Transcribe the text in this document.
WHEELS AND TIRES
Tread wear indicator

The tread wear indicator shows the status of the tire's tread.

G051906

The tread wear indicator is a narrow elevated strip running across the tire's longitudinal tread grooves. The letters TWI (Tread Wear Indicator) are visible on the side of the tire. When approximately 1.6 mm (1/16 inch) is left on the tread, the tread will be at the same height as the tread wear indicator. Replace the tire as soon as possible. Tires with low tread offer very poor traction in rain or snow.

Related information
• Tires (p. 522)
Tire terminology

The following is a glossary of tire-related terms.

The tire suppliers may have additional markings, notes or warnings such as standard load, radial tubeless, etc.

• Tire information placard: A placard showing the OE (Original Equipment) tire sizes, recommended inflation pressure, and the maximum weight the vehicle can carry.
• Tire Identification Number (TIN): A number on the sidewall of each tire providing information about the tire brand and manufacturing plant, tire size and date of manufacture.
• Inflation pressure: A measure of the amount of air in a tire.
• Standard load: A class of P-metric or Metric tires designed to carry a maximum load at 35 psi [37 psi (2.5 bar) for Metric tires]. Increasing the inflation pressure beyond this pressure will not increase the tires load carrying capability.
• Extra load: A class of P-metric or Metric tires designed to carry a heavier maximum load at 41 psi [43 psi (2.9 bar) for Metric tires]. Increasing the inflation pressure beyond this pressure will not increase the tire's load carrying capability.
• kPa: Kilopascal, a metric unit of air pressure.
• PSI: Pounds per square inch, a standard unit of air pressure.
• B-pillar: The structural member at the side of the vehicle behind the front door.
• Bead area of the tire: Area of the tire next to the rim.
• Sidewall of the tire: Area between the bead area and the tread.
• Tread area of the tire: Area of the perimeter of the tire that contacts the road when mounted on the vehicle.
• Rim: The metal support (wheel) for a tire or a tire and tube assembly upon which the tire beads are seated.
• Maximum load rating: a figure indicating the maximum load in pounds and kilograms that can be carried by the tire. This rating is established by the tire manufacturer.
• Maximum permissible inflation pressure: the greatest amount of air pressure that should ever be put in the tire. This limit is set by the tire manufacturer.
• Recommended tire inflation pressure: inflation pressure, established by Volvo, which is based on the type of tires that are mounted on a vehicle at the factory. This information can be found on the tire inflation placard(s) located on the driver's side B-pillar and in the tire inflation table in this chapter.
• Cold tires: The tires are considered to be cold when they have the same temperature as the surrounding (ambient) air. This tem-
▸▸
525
◇ ◇ ◇ ◇ ◇ ◇ ◇
What is being asked => Out of the material above, select every line that holds the string "area".

Result of this exercise =>
• Bead area of the tire: Area of the tire next to the rim.
• Sidewall of the tire: Area between the bead area and the tread.
• Tread area of the tire: Area of the perimeter of the tire that contacts the road when mounted on the vehicle.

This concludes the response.